▶ [STATED EXERCISE] Wherever a line holds the word "Authoritas", copy that line out.

▶ [AVAILABLE DATA]
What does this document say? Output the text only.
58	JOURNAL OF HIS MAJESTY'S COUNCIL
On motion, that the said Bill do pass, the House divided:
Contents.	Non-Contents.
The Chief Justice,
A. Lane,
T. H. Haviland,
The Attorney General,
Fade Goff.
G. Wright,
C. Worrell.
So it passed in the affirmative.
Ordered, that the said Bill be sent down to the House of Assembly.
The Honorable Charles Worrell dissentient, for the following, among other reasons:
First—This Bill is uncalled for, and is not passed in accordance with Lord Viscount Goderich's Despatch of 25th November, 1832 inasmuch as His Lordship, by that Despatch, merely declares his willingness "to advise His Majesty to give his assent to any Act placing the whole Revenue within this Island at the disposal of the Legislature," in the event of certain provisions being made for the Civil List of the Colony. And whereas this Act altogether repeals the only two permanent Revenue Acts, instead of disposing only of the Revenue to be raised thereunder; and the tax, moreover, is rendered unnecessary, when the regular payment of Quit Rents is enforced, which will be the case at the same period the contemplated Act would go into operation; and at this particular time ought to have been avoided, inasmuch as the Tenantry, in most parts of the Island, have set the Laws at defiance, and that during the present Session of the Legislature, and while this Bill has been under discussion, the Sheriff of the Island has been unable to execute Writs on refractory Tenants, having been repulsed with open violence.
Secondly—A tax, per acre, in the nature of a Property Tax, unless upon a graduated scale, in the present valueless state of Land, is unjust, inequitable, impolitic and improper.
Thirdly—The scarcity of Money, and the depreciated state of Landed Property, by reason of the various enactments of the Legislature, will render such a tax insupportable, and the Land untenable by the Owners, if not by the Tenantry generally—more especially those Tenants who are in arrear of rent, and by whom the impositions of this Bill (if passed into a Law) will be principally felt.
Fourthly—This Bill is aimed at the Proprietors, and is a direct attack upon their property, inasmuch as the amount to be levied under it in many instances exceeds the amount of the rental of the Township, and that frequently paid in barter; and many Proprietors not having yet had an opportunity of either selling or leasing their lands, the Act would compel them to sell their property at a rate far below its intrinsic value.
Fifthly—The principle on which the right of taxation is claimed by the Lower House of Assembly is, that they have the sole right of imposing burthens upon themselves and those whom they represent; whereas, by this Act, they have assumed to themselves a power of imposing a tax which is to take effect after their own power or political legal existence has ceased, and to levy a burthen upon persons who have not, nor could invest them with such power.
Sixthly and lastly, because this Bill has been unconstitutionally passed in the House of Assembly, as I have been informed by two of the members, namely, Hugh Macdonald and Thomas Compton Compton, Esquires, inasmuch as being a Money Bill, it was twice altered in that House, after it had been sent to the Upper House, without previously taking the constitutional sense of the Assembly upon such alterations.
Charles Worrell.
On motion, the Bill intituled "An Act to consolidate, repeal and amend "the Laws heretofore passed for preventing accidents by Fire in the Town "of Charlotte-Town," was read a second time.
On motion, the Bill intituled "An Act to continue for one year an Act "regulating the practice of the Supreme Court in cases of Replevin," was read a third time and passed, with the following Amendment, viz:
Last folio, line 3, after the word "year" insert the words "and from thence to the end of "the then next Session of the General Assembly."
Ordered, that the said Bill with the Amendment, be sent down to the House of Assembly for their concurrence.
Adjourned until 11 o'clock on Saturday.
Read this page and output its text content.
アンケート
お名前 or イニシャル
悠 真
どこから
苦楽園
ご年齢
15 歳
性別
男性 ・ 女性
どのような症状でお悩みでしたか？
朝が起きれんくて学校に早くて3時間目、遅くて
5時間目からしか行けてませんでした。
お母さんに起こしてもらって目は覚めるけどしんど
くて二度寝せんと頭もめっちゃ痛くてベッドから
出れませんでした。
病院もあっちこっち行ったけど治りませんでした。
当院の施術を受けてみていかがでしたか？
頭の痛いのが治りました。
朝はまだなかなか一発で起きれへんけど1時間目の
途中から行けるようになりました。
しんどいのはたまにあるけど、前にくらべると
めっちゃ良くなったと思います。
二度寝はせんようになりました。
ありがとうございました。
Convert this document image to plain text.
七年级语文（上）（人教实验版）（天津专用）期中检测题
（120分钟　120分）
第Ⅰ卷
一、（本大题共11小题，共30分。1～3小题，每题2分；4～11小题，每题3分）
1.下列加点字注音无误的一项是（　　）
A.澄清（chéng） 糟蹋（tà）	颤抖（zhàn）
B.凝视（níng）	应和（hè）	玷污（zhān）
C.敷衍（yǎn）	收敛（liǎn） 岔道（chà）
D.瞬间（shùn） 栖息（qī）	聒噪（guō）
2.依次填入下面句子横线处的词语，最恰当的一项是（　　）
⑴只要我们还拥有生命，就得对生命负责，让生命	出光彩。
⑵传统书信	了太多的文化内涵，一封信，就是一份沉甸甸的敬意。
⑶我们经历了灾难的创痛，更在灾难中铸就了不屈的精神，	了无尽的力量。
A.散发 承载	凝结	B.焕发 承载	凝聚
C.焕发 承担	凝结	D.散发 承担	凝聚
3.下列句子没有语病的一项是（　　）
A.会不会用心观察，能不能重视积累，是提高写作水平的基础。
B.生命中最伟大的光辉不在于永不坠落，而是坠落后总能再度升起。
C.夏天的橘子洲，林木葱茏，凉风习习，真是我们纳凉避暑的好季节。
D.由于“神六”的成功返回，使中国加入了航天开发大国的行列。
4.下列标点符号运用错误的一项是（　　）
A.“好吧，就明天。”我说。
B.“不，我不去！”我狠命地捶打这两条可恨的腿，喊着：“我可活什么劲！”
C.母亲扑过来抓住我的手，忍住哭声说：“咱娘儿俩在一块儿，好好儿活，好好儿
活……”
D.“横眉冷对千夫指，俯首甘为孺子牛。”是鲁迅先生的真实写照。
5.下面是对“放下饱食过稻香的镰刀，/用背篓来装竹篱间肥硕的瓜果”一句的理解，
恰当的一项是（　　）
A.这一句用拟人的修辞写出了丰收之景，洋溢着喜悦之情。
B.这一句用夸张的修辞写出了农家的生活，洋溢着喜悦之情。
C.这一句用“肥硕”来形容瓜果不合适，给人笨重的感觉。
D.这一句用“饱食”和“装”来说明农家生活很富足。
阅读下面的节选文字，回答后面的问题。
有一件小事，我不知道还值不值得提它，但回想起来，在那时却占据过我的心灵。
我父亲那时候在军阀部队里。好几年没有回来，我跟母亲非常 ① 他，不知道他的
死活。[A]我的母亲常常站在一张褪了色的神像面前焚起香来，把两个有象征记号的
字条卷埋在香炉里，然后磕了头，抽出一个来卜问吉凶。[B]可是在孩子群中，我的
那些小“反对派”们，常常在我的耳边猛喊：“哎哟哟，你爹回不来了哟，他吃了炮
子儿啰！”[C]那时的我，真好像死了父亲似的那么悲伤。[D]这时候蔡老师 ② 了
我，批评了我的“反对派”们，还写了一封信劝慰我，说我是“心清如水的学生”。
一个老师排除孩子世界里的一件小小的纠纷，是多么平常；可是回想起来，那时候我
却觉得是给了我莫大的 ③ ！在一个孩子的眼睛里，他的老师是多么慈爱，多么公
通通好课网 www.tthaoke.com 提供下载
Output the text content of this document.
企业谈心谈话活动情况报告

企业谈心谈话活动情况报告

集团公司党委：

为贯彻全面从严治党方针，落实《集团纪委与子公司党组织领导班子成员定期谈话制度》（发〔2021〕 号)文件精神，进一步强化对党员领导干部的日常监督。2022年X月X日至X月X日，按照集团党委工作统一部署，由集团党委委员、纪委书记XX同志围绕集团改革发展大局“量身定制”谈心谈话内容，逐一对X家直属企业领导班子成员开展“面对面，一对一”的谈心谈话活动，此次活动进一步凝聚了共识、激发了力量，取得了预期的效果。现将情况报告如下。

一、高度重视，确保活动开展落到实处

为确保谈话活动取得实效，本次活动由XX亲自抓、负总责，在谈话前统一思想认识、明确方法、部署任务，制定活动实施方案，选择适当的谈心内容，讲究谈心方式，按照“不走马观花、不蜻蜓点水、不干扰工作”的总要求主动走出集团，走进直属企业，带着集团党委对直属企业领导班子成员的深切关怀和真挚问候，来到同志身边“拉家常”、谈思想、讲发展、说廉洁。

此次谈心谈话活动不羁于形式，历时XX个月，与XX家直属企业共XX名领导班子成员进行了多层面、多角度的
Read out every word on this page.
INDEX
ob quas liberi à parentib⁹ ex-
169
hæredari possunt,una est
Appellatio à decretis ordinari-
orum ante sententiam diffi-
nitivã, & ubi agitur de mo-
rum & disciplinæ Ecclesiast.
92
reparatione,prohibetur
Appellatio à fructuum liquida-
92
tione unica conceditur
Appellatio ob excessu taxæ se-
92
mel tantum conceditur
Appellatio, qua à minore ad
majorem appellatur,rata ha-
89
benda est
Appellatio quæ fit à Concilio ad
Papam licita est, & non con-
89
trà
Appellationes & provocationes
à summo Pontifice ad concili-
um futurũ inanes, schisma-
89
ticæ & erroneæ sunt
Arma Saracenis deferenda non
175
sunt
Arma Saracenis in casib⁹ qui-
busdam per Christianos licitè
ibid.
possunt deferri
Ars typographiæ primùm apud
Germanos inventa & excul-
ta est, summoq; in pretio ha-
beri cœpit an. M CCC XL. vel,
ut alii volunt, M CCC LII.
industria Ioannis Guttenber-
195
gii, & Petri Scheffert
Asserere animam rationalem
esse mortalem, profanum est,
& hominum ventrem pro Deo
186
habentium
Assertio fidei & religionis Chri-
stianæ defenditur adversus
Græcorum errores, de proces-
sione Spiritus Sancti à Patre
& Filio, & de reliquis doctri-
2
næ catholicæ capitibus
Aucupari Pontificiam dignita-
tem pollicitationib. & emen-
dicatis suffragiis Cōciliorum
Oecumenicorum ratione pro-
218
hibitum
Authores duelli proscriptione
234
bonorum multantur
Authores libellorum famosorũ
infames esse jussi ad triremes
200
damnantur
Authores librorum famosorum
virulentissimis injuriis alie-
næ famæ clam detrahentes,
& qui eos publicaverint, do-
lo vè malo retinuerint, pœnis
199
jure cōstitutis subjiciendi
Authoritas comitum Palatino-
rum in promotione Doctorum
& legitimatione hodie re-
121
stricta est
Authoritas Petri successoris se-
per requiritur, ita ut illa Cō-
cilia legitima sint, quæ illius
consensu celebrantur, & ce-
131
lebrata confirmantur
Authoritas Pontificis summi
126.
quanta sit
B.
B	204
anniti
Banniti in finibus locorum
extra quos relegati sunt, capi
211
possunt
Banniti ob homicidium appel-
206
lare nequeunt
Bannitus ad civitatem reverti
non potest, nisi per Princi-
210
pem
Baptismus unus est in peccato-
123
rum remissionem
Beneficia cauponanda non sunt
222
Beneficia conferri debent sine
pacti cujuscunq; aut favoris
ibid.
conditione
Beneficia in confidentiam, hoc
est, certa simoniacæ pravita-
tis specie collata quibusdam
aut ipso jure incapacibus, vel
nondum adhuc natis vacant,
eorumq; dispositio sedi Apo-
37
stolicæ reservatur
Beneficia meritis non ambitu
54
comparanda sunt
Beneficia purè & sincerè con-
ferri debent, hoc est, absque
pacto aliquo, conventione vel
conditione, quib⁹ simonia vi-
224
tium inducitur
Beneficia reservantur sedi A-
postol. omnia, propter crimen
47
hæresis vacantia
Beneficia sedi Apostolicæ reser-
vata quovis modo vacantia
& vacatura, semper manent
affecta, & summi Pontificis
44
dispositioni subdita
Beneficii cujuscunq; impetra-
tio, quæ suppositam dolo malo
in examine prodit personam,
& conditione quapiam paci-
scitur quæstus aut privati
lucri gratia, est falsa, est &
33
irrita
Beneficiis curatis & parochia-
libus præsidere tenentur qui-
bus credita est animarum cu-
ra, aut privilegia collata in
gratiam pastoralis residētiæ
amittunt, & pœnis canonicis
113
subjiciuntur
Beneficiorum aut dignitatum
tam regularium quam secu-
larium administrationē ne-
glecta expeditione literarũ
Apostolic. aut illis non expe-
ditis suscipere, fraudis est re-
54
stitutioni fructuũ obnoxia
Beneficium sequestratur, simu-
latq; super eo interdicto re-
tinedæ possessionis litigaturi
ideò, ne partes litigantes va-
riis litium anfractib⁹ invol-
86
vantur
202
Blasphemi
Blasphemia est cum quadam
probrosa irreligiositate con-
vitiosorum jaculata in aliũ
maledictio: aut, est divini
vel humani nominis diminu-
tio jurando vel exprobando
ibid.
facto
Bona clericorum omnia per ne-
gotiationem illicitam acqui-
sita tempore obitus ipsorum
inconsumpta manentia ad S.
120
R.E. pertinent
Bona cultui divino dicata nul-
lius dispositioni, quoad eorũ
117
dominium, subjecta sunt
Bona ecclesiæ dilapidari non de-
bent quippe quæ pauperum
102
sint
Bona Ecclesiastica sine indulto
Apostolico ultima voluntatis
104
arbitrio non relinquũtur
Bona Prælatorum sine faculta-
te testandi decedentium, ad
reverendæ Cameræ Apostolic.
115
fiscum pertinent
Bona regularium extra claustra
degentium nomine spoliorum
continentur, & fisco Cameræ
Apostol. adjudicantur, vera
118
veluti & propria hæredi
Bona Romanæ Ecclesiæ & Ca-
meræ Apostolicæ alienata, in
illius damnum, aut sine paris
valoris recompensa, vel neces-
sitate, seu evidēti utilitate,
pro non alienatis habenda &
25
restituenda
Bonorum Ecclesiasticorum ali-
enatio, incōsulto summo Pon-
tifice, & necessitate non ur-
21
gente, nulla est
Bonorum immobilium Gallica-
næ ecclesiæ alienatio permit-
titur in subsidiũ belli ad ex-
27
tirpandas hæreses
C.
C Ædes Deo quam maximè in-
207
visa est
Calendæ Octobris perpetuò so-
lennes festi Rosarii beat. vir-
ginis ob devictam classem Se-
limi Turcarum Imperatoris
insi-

▶ [SOLUTION TO THIS EXERCISE]
Authoritas comitum Palatino-
Authoritas Petri successoris se-
Authoritas Pontificis summi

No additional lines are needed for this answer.